Copy the records below exactly, leaving out every picture.

─── SOURCE MATERIAL ───

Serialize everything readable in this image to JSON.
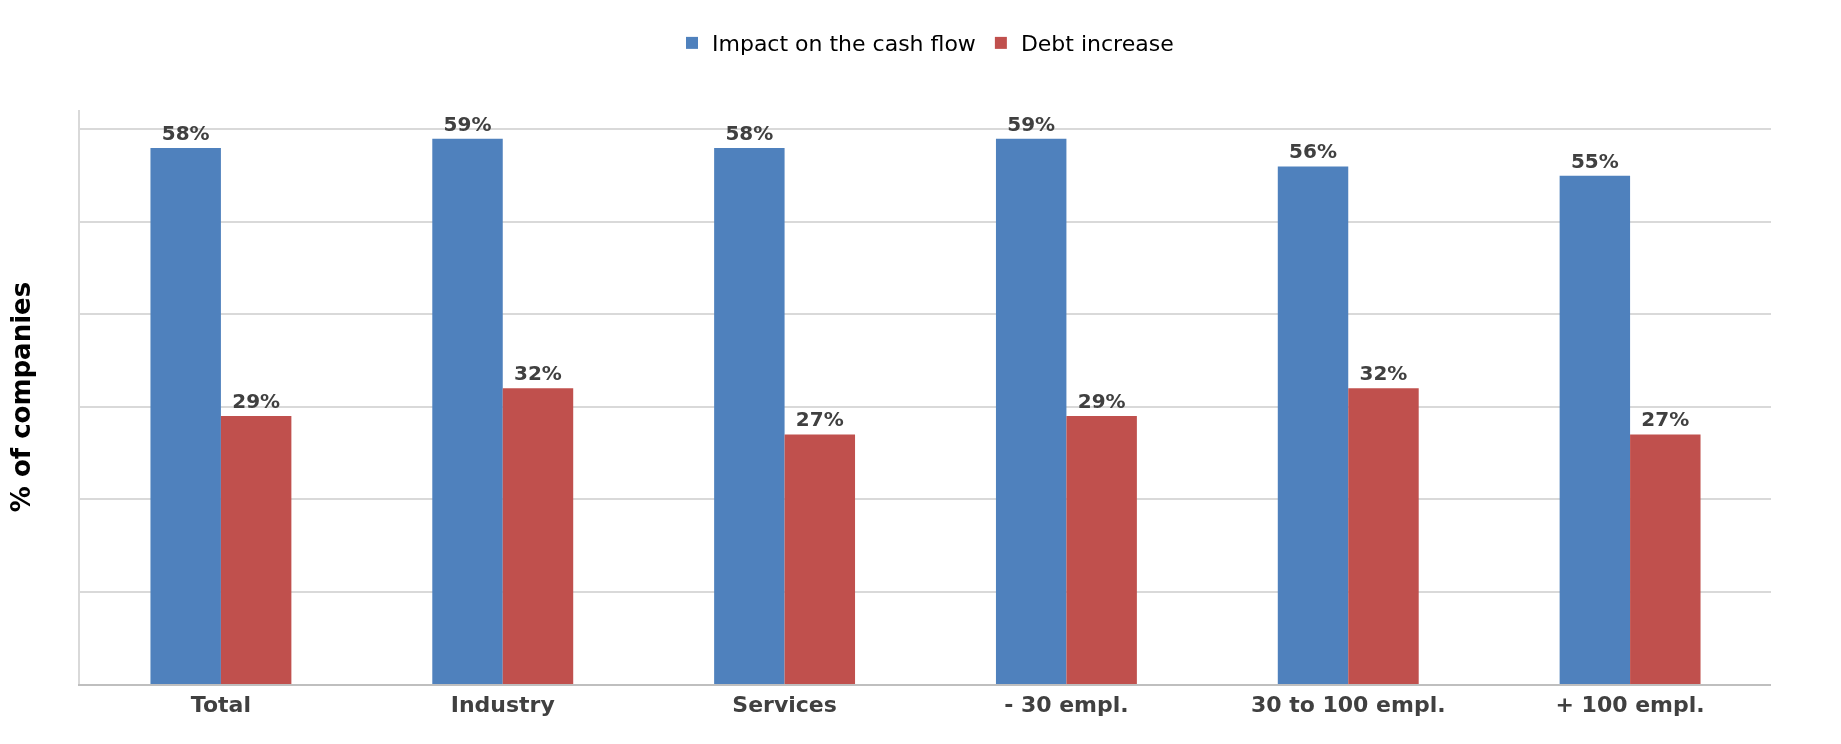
{
  "chart_data": {
    "type": "bar",
    "ylabel": "% of companies",
    "categories": [
      "Total",
      "Industry",
      "Services",
      "- 30 empl.",
      "30 to 100 empl.",
      "+ 100 empl."
    ],
    "series": [
      {
        "name": "Impact on the cash flow",
        "color": "#4f81bd",
        "values": [
          58,
          59,
          58,
          59,
          56,
          55
        ],
        "value_labels": [
          "58%",
          "59%",
          "58%",
          "59%",
          "56%",
          "55%"
        ]
      },
      {
        "name": "Debt increase",
        "color": "#c0504d",
        "values": [
          29,
          32,
          27,
          29,
          32,
          27
        ],
        "value_labels": [
          "29%",
          "32%",
          "27%",
          "29%",
          "32%",
          "27%"
        ]
      }
    ],
    "grid": "y",
    "legend": "top",
    "tick_labels": "x"
  }
}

───

**COMPLETE ANSWER:**
Serialize everything readable in this image to JSON.
{
  "chart_data": {
    "type": "bar",
    "ylabel": "% of companies",
    "categories": [
      "Total",
      "Industry",
      "Services",
      "- 30 empl.",
      "30 to 100 empl.",
      "+ 100 empl."
    ],
    "series": [
      {
        "name": "Impact on the cash flow",
        "color": "#4f81bd",
        "values": [
          58,
          59,
          58,
          59,
          56,
          55
        ],
        "value_labels": [
          "58%",
          "59%",
          "58%",
          "59%",
          "56%",
          "55%"
        ]
      },
      {
        "name": "Debt increase",
        "color": "#c0504d",
        "values": [
          29,
          32,
          27,
          29,
          32,
          27
        ],
        "value_labels": [
          "29%",
          "32%",
          "27%",
          "29%",
          "32%",
          "27%"
        ]
      }
    ],
    "grid": "y",
    "legend": "top",
    "tick_labels": "x"
  }
}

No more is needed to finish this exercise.